TASK
Repeat the whole listing below, word for word.

EXERCISE MATERIAL
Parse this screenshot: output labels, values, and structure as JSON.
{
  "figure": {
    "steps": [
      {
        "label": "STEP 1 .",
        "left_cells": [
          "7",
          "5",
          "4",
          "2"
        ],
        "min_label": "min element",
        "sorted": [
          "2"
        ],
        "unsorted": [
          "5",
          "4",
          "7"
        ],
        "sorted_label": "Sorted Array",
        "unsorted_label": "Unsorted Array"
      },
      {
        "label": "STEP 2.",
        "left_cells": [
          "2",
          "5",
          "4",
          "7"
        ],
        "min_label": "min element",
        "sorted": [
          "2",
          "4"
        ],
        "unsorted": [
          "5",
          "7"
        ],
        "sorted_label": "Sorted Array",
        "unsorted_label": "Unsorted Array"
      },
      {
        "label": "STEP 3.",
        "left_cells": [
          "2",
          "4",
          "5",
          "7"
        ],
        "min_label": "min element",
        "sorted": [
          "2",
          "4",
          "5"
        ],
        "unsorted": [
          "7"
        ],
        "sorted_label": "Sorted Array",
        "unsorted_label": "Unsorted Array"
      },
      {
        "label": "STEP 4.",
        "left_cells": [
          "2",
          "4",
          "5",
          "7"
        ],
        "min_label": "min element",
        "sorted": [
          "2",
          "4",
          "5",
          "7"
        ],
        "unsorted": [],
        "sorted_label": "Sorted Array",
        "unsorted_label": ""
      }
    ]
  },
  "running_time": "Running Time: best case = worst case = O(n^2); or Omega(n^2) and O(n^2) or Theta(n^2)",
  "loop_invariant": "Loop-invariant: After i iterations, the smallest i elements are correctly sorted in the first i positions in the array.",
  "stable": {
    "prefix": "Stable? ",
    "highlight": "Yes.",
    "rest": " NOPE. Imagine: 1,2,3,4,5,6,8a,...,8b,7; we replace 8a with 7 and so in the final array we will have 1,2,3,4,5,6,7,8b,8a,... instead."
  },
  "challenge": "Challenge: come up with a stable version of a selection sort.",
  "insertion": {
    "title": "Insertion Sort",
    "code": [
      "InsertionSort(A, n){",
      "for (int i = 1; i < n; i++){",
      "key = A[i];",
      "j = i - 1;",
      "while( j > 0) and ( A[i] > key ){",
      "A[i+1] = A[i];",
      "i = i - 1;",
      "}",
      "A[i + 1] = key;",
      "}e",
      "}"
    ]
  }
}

SOLUTION FOR THIS TASK
Parse this screenshot: output labels, values, and structure as JSON.
{
  "figure": {
    "steps": [
      {
        "label": "STEP 1 .",
        "left_cells": [
          "7",
          "5",
          "4",
          "2"
        ],
        "min_label": "min element",
        "sorted": [
          "2"
        ],
        "unsorted": [
          "5",
          "4",
          "7"
        ],
        "sorted_label": "Sorted Array",
        "unsorted_label": "Unsorted Array"
      },
      {
        "label": "STEP 2.",
        "left_cells": [
          "2",
          "5",
          "4",
          "7"
        ],
        "min_label": "min element",
        "sorted": [
          "2",
          "4"
        ],
        "unsorted": [
          "5",
          "7"
        ],
        "sorted_label": "Sorted Array",
        "unsorted_label": "Unsorted Array"
      },
      {
        "label": "STEP 3.",
        "left_cells": [
          "2",
          "4",
          "5",
          "7"
        ],
        "min_label": "min element",
        "sorted": [
          "2",
          "4",
          "5"
        ],
        "unsorted": [
          "7"
        ],
        "sorted_label": "Sorted Array",
        "unsorted_label": "Unsorted Array"
      },
      {
        "label": "STEP 4.",
        "left_cells": [
          "2",
          "4",
          "5",
          "7"
        ],
        "min_label": "min element",
        "sorted": [
          "2",
          "4",
          "5",
          "7"
        ],
        "unsorted": [],
        "sorted_label": "Sorted Array",
        "unsorted_label": ""
      }
    ]
  },
  "running_time": "Running Time: best case = worst case = O(n^2); or Omega(n^2) and O(n^2) or Theta(n^2)",
  "loop_invariant": "Loop-invariant: After i iterations, the smallest i elements are correctly sorted in the first i positions in the array.",
  "stable": {
    "prefix": "Stable? ",
    "highlight": "Yes.",
    "rest": " NOPE. Imagine: 1,2,3,4,5,6,8a,...,8b,7; we replace 8a with 7 and so in the final array we will have 1,2,3,4,5,6,7,8b,8a,... instead."
  },
  "challenge": "Challenge: come up with a stable version of a selection sort.",
  "insertion": {
    "title": "Insertion Sort",
    "code": [
      "InsertionSort(A, n){",
      "for (int i = 1; i < n; i++){",
      "key = A[i];",
      "j = i - 1;",
      "while( j > 0) and ( A[i] > key ){",
      "A[i+1] = A[i];",
      "i = i - 1;",
      "}",
      "A[i + 1] = key;",
      "}e",
      "}"
    ]
  }
}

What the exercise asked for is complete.